Page text –
══════════

# Fishing in Portugal



## Cerveja69 (May 26, 2014)

Hello All,

I'm spending the next few weeks in Foz do Arelho and would like to go fishing.

I'm aware that I need a licence but don't know how or where to get one as I don't have a Portugese bank account/card. I only have my Barclays card.

I was told to ask the Maritime police but the office never seems to be open. I know you can get one easily at a mutlibanco if you have a Portugese card which I don't so there's the problem!!

I have a bike and can cycle to Caldas da Rainha in 20 minutes if there's an office there where I can get one?

Can anybody please advise me on this?

Thanks in advance


----------



## canoeman (Mar 3, 2011)

To the best of my knowledge Visitors without a BI or NIF can only buy at a Multibanco, bizarre yes
The Licence you need for sea is a Licença de Pesca Desportiva 

Who are you staying with, or ask at a local fishing shop or a bank if someone will do it for you, as you need a Portuguese card to access multibanco but the person who does if for doesn't need to put his details on Licence, use your Passport number with extra 0's at beginning instead of BI and NIF.

══════════

Extracted records –
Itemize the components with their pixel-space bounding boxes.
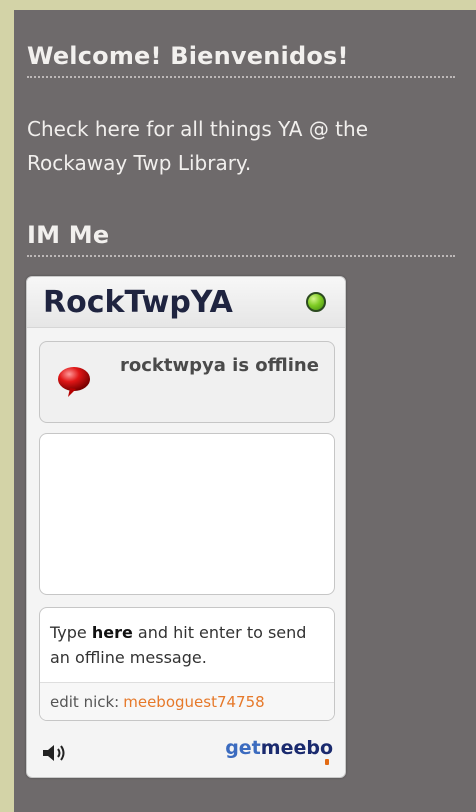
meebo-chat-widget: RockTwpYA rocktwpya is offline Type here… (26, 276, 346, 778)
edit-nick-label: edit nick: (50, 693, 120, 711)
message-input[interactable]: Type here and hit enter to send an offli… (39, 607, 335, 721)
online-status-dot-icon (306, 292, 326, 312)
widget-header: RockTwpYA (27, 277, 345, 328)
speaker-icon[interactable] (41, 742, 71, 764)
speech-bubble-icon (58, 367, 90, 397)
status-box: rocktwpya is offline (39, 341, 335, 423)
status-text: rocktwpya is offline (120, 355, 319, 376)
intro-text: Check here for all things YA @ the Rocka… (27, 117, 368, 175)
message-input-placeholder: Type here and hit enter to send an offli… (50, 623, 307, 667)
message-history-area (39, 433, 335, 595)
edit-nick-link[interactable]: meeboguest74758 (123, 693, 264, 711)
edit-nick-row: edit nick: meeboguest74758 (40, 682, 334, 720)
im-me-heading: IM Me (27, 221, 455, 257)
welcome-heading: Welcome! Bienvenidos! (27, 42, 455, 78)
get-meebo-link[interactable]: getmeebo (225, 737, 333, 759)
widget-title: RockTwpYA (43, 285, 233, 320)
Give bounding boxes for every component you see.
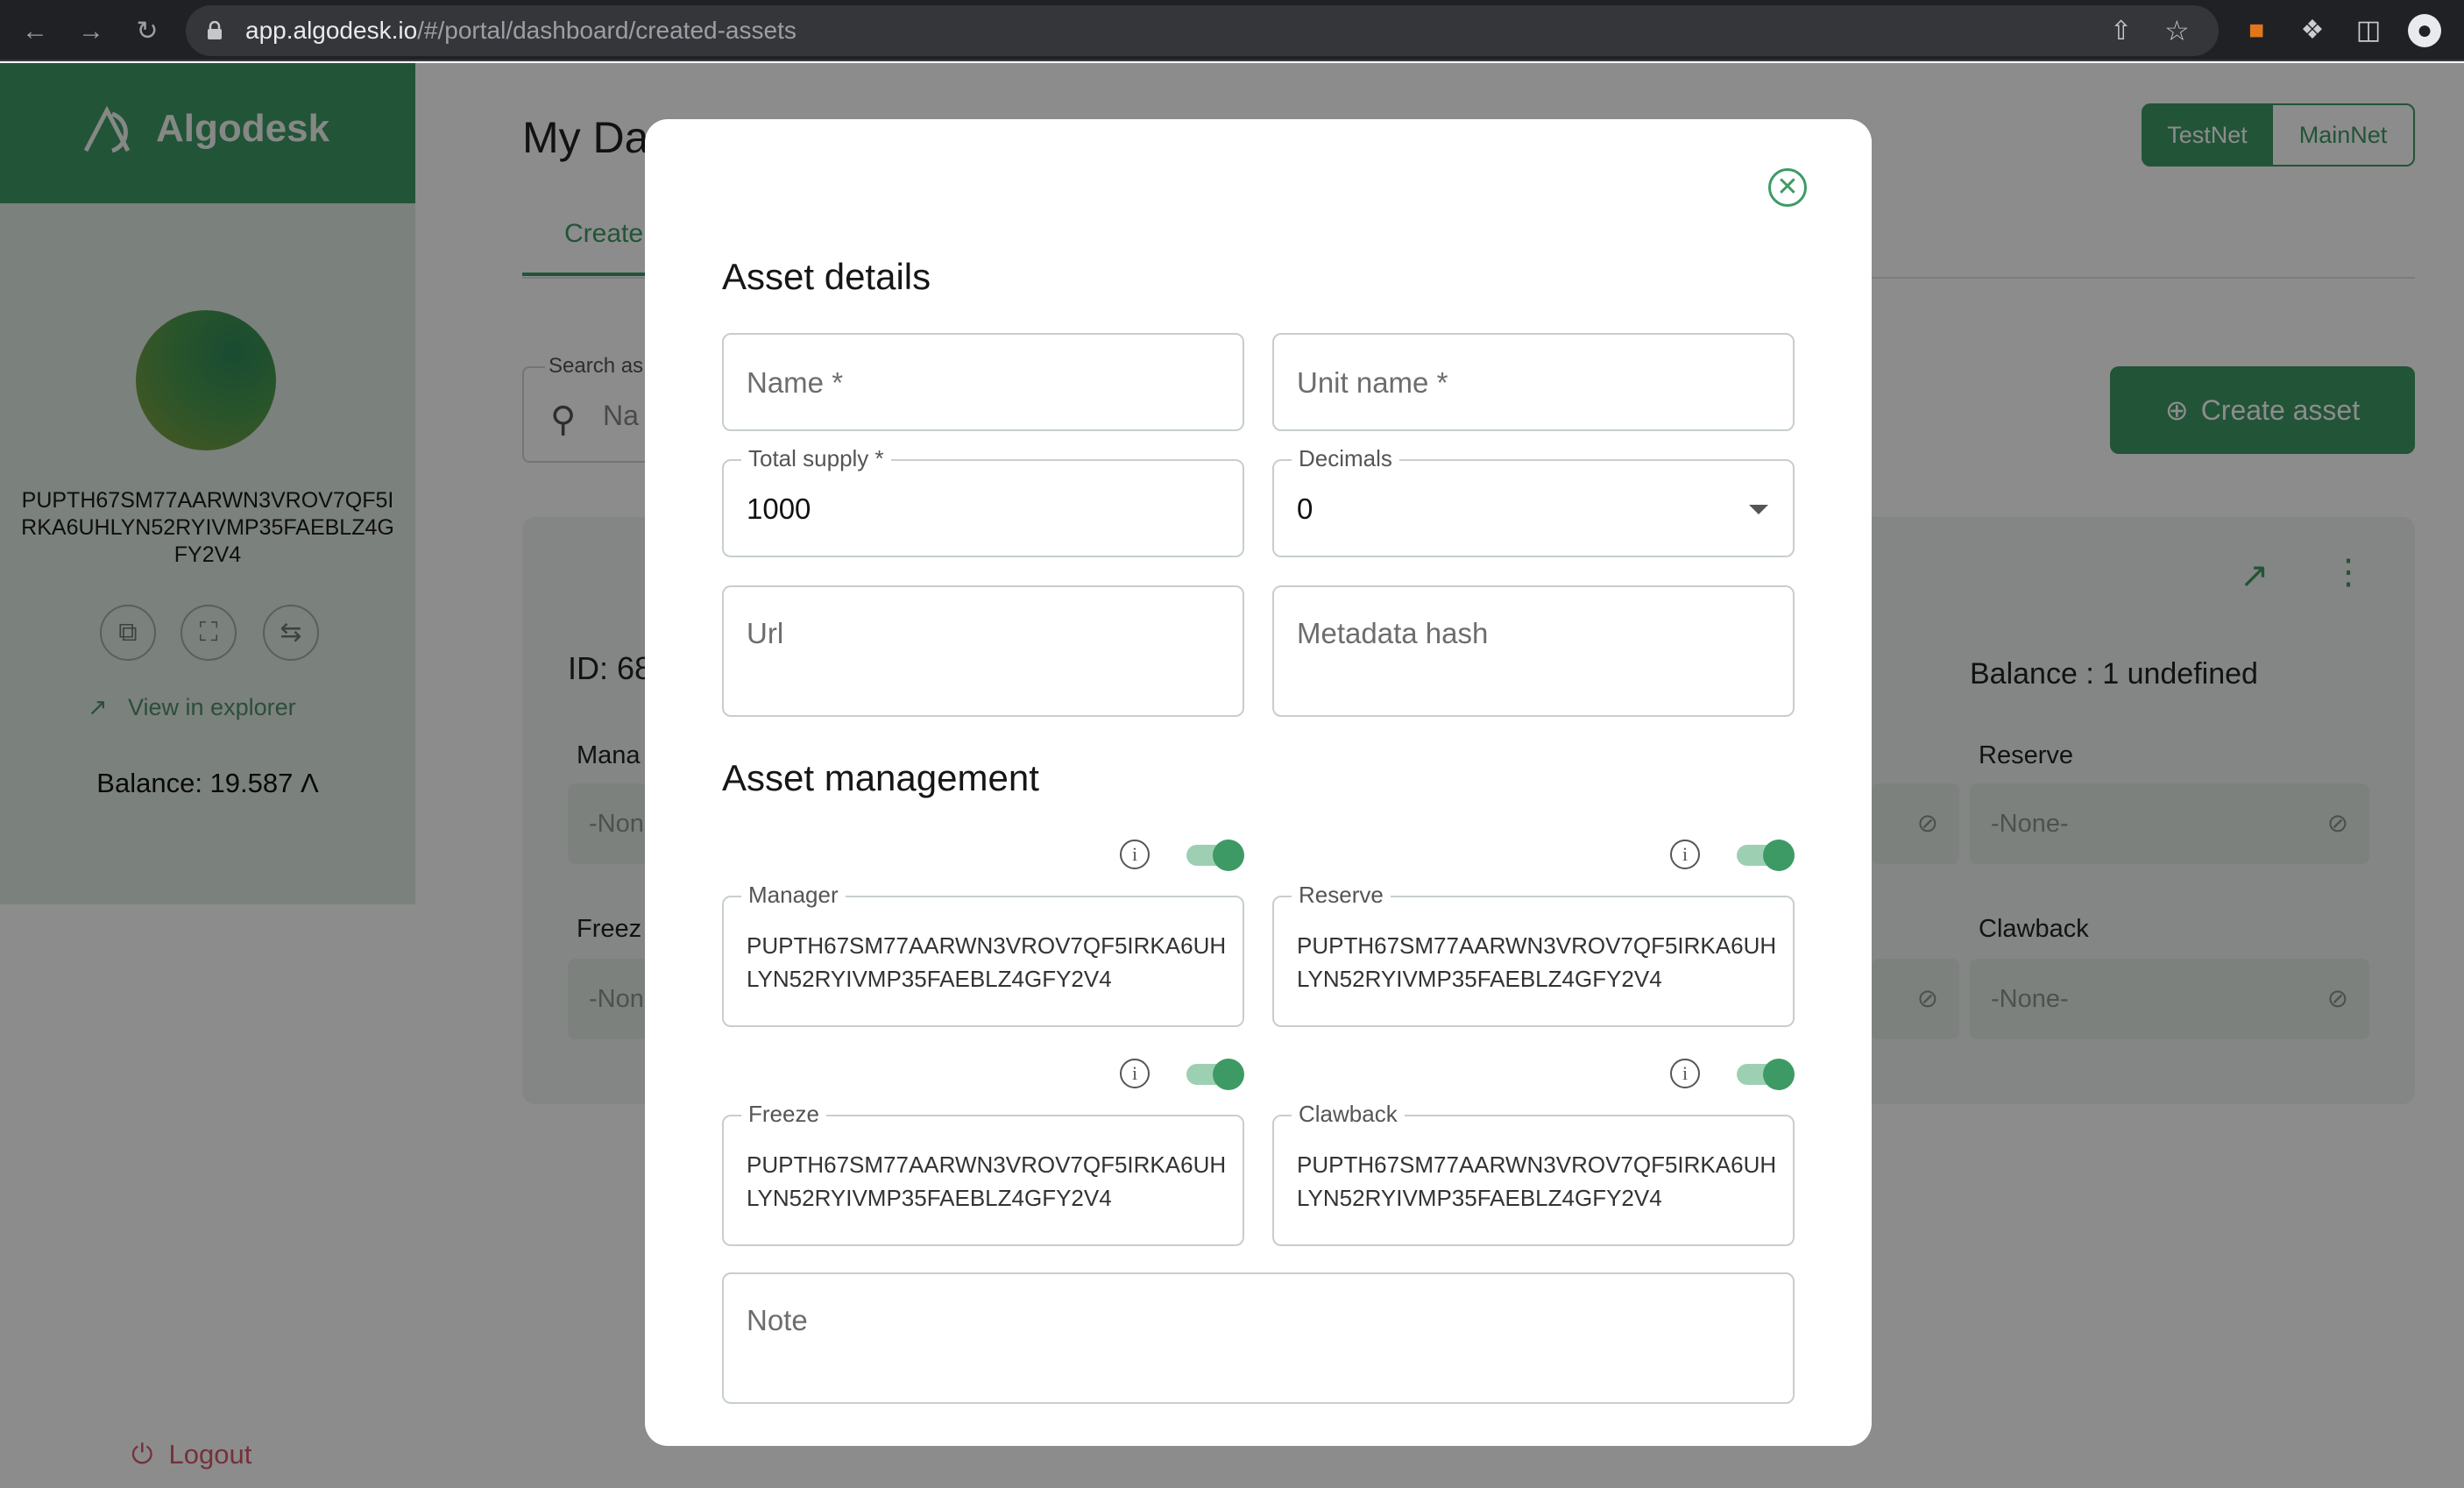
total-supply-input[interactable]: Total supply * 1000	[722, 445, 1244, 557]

══════════

Stated task 1 – In the Portugal fishing thread, what licence is needed for fishing at sea?
Stated task 2 – Return the text of the Portugal fishing thread between "I was told to" and "(Mar 3, 2011)", inclusive.
Stated task 3 – Take the Portugal fishing thread further, starting after its last post.

Task output 1 – A Licença de Pesca Desportiva.

Task output 2 –
I was told to ask the Maritime police but the office never seems to be open. I know you can get one easily at a mutlibanco if you have a Portugese card which I don't so there's the problem!!

I have a bike and can cycle to Caldas da Rainha in 20 minutes if there's an office there where I can get one?

Can anybody please advise me on this?

Thanks in advance


----------



## canoeman (Mar 3, 2011)

Task output 3 –
Good luck, it be useful if you say how you get on


----------



## Cerveja69 (May 26, 2014)

Thanks for the info. There's a nice barman up the road who I think I'll ask.

I'll let you know how I get on to help others in the same situation.

Cheers


----------



## siobhanwf (Mar 20, 2009)

There is a lovely little fishing tackle shop down the road from the Irish Pub Caravela. Go towards Foz from the pub. FIRST turn on your left and it is immediately on your left. Happy fishing..... remember the sport is FISHING not CATCHING


----------



## siobhanwf (Mar 20, 2009)

THIS THREAD WILL HELP

THE SECOND POST IS HOW TO USE THE MULTIBANCO 

http://www.expatforum.com/expats/po...l/88469-fishing-portugal-fishing-permits.html


----------



## Cerveja69 (May 26, 2014)

Thanks Siobhan, I know the tackle shop, but they don't sell licences unfortunately! Also you need a Portuguese card to acquire one from a multibanco machine so i was wondering if there's any other way apart from asking someone with a Portuguese account? Thanks!


----------



## canoeman (Mar 3, 2011)

The inland forestry offices sell inland water licences to non Residents but as far as I know not the sea licence, nor can I find any info for buying a sea licence from an office except at Lagos which is a bit of a bike ride Portuguese are helpful sure someone would be quite happy to use their Multibanco card after all you'll pay them and it's your ID thats entered not theirs.
P.S. you must always carry ID used + Licence


----------



## siobhanwf (Mar 20, 2009)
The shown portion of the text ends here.